[start DATA PROVIDED]
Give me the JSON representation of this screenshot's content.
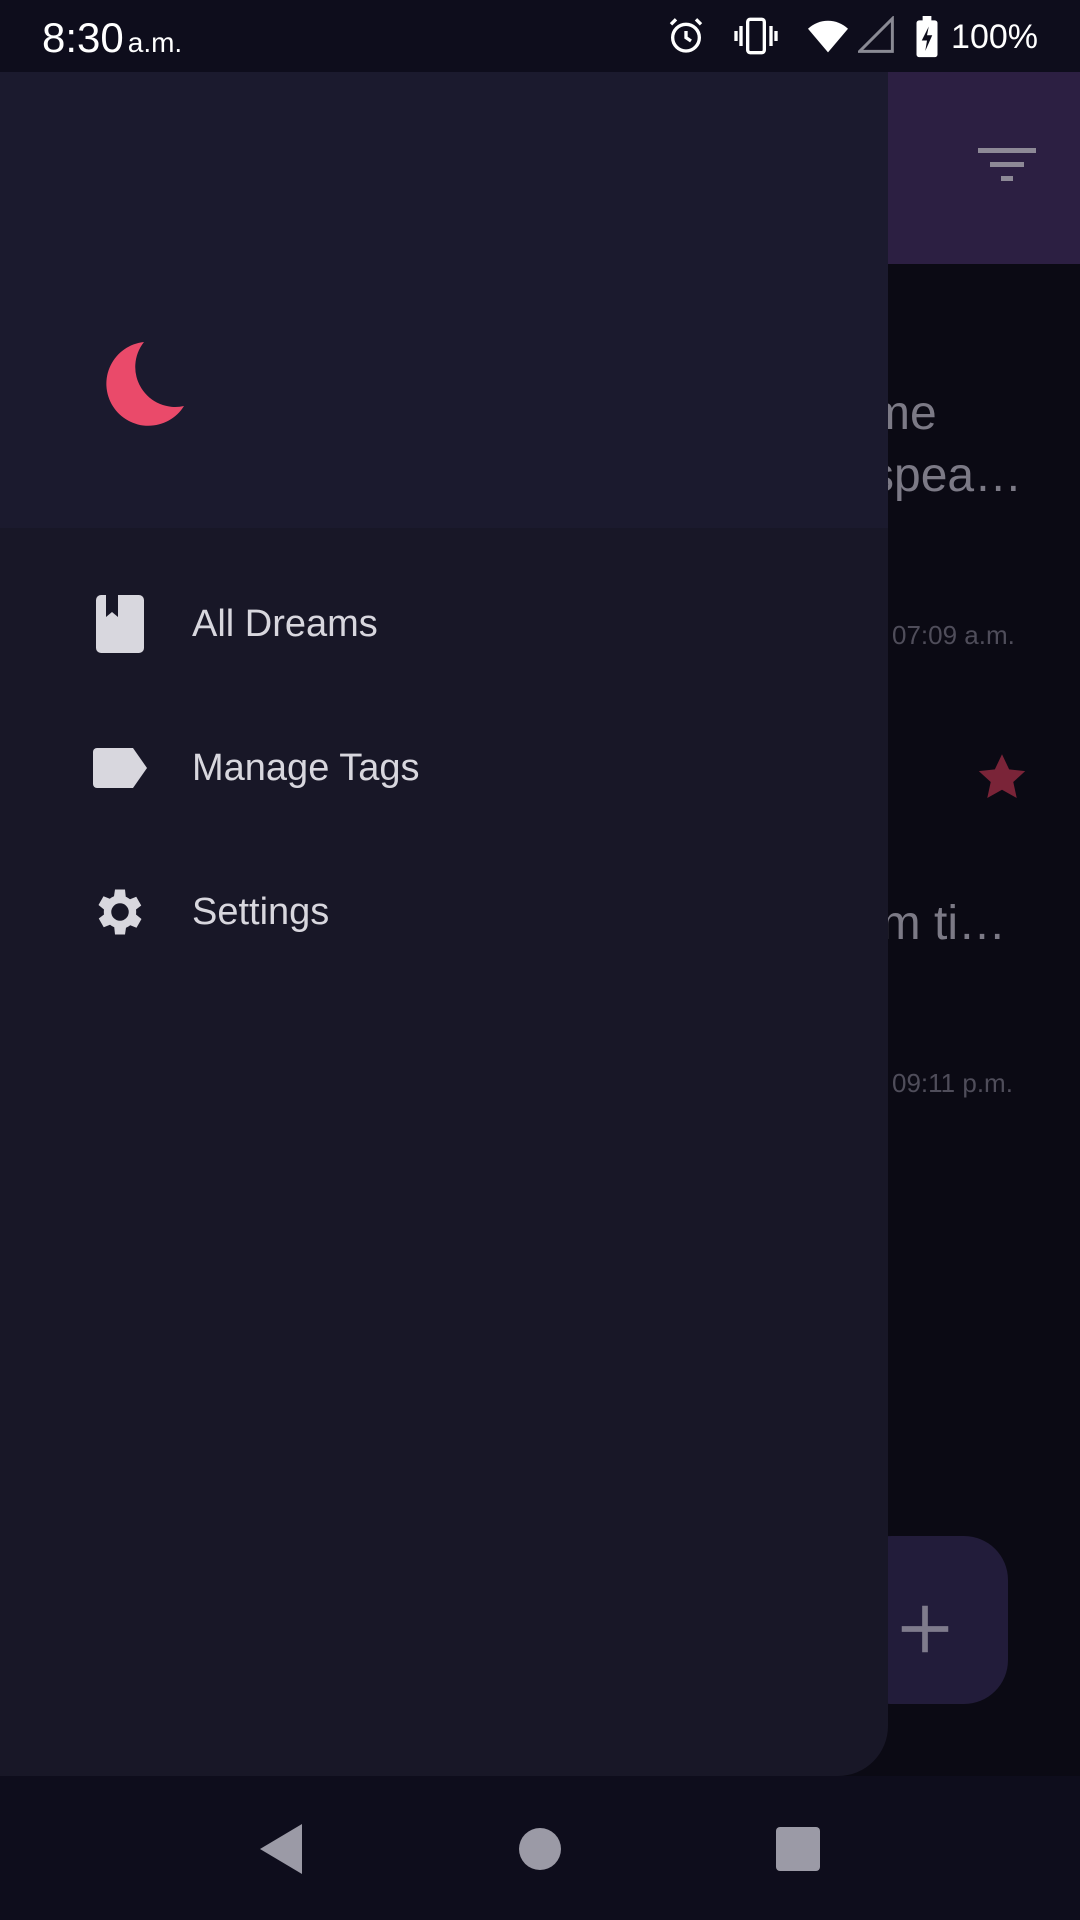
{
  "status_bar": {
    "time": "8:30",
    "ampm": "a.m.",
    "battery": "100%"
  },
  "background": {
    "peek_lines": [
      "me",
      "spea…",
      "lm ti…"
    ],
    "timestamps": [
      "07:09 a.m.",
      "09:11 p.m."
    ],
    "fab_icon": "plus-icon",
    "accent_star": "#7a2438"
  },
  "drawer": {
    "logo_icon": "moon-icon",
    "logo_color": "#ea4a6a",
    "items": [
      {
        "label": "All Dreams",
        "icon": "book-icon"
      },
      {
        "label": "Manage Tags",
        "icon": "tag-icon"
      },
      {
        "label": "Settings",
        "icon": "gear-icon"
      }
    ]
  },
  "colors": {
    "drawer_bg": "#181727",
    "header_bg": "#1b1a2e",
    "app_bar": "#2c1f42",
    "text": "#d8d7de"
  }
}
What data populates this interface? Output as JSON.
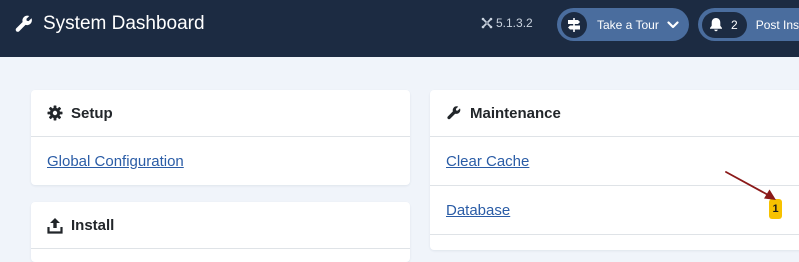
{
  "header": {
    "title": "System Dashboard",
    "title_icon": "wrench-icon",
    "version": "5.1.3.2",
    "version_icon": "joomla-icon",
    "tour_button": {
      "label": "Take a Tour",
      "icon": "signpost-icon",
      "chevron": "chevron-down-icon"
    },
    "post_install_button": {
      "count": "2",
      "label": "Post Inst",
      "icon": "bell-icon"
    },
    "background_color": "#1c2b42",
    "pill_color": "#4a6d9e"
  },
  "cards": {
    "setup": {
      "title": "Setup",
      "icon": "gear-icon",
      "links": [
        {
          "label": "Global Configuration"
        }
      ]
    },
    "install": {
      "title": "Install",
      "icon": "upload-icon"
    },
    "maintenance": {
      "title": "Maintenance",
      "icon": "wrench-icon",
      "links": [
        {
          "label": "Clear Cache"
        },
        {
          "label": "Database",
          "badge": "1"
        }
      ]
    }
  },
  "annotation": {
    "arrow_color": "#8b1a1a",
    "badge_color": "#f7c200",
    "link_color": "#2a5ca6"
  }
}
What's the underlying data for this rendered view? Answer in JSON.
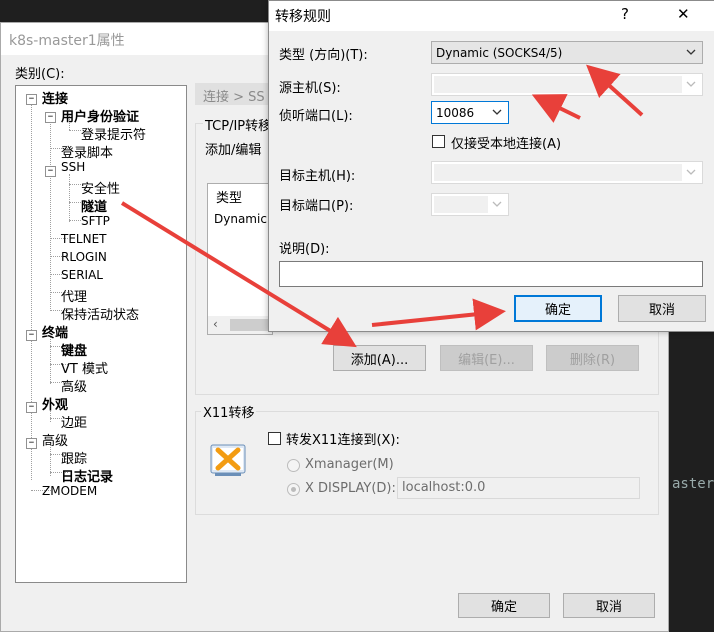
{
  "main_dialog": {
    "title": "k8s-master1属性",
    "category_label": "类别(C):",
    "breadcrumb": "连接 > SS",
    "tcp_group": "TCP/IP转移",
    "add_edit_text": "添加/编辑",
    "table_header_type": "类型",
    "table_row_type": "Dynamic",
    "add_button": "添加(A)...",
    "edit_button": "编辑(E)...",
    "delete_button": "删除(R)",
    "x11_group": "X11转移",
    "x11_forward_label": "转发X11连接到(X):",
    "xmanager_label": "Xmanager(M)",
    "xdisplay_label": "X DISPLAY(D):",
    "xdisplay_value": "localhost:0.0",
    "ok_button": "确定",
    "cancel_button": "取消"
  },
  "tree": {
    "items": [
      {
        "label": "连接",
        "bold": true
      },
      {
        "label": "用户身份验证",
        "bold": true
      },
      {
        "label": "登录提示符",
        "bold": false
      },
      {
        "label": "登录脚本",
        "bold": false
      },
      {
        "label": "SSH",
        "bold": false
      },
      {
        "label": "安全性",
        "bold": false
      },
      {
        "label": "隧道",
        "bold": true
      },
      {
        "label": "SFTP",
        "bold": false
      },
      {
        "label": "TELNET",
        "bold": false
      },
      {
        "label": "RLOGIN",
        "bold": false
      },
      {
        "label": "SERIAL",
        "bold": false
      },
      {
        "label": "代理",
        "bold": false
      },
      {
        "label": "保持活动状态",
        "bold": false
      },
      {
        "label": "终端",
        "bold": true
      },
      {
        "label": "键盘",
        "bold": true
      },
      {
        "label": "VT 模式",
        "bold": false
      },
      {
        "label": "高级",
        "bold": false
      },
      {
        "label": "外观",
        "bold": true
      },
      {
        "label": "边距",
        "bold": false
      },
      {
        "label": "高级",
        "bold": false
      },
      {
        "label": "跟踪",
        "bold": false
      },
      {
        "label": "日志记录",
        "bold": true
      },
      {
        "label": "ZMODEM",
        "bold": false
      }
    ]
  },
  "rule_dialog": {
    "title": "转移规则",
    "help": "?",
    "close": "✕",
    "type_label": "类型 (方向)(T):",
    "type_value": "Dynamic (SOCKS4/5)",
    "source_host_label": "源主机(S):",
    "listen_port_label": "侦听端口(L):",
    "listen_port_value": "10086",
    "local_only_label": "仅接受本地连接(A)",
    "target_host_label": "目标主机(H):",
    "target_port_label": "目标端口(P):",
    "description_label": "说明(D):",
    "ok_button": "确定",
    "cancel_button": "取消"
  },
  "terminal": {
    "fragment": "aster",
    "accent": "#e8403a"
  }
}
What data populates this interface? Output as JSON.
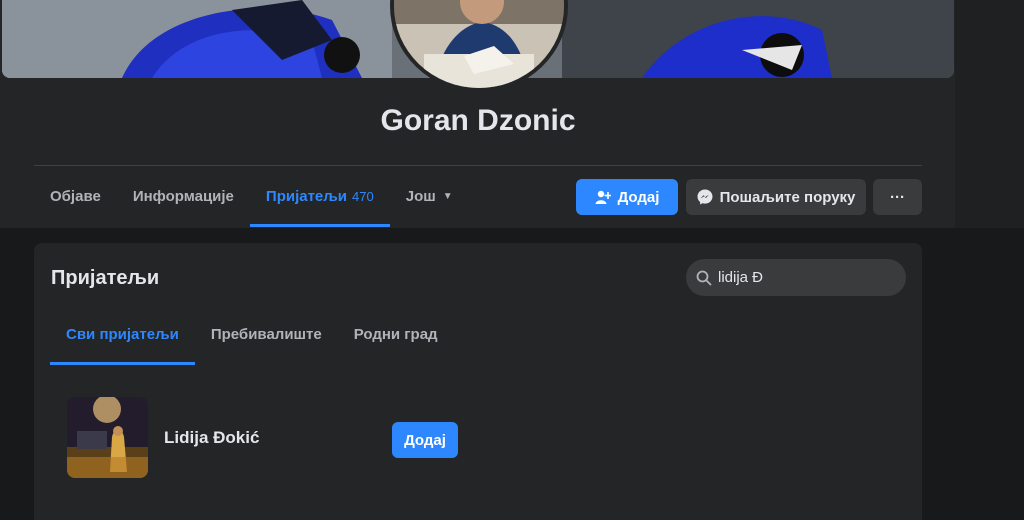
{
  "profile": {
    "name": "Goran Dzonic"
  },
  "tabs": [
    {
      "label": "Објаве"
    },
    {
      "label": "Информације"
    },
    {
      "label": "Пријатељи",
      "count": "470"
    },
    {
      "label": "Још"
    }
  ],
  "actions": {
    "add_label": "Додај",
    "message_label": "Пошаљите поруку",
    "more_label": "···"
  },
  "friends_section": {
    "title": "Пријатељи",
    "search_value": "lidija Đ",
    "subtabs": [
      {
        "label": "Сви пријатељи"
      },
      {
        "label": "Пребивалиште"
      },
      {
        "label": "Родни град"
      }
    ],
    "results": [
      {
        "name": "Lidija Đokić",
        "add_label": "Додај"
      }
    ]
  },
  "icons": {
    "add_friend": "person-plus-icon",
    "messenger": "messenger-icon",
    "search": "search-icon",
    "more": "more-icon",
    "caret": "caret-down-icon"
  },
  "colors": {
    "accent": "#2d88ff",
    "surface": "#242526",
    "background": "#18191a",
    "button_secondary": "#3a3b3c"
  }
}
[end DATA PROVIDED]
Extract from the material all lines containing the string "Dynamic".

    "table_row_type": "Dynamic",
    "type_value": "Dynamic (SOCKS4/5)",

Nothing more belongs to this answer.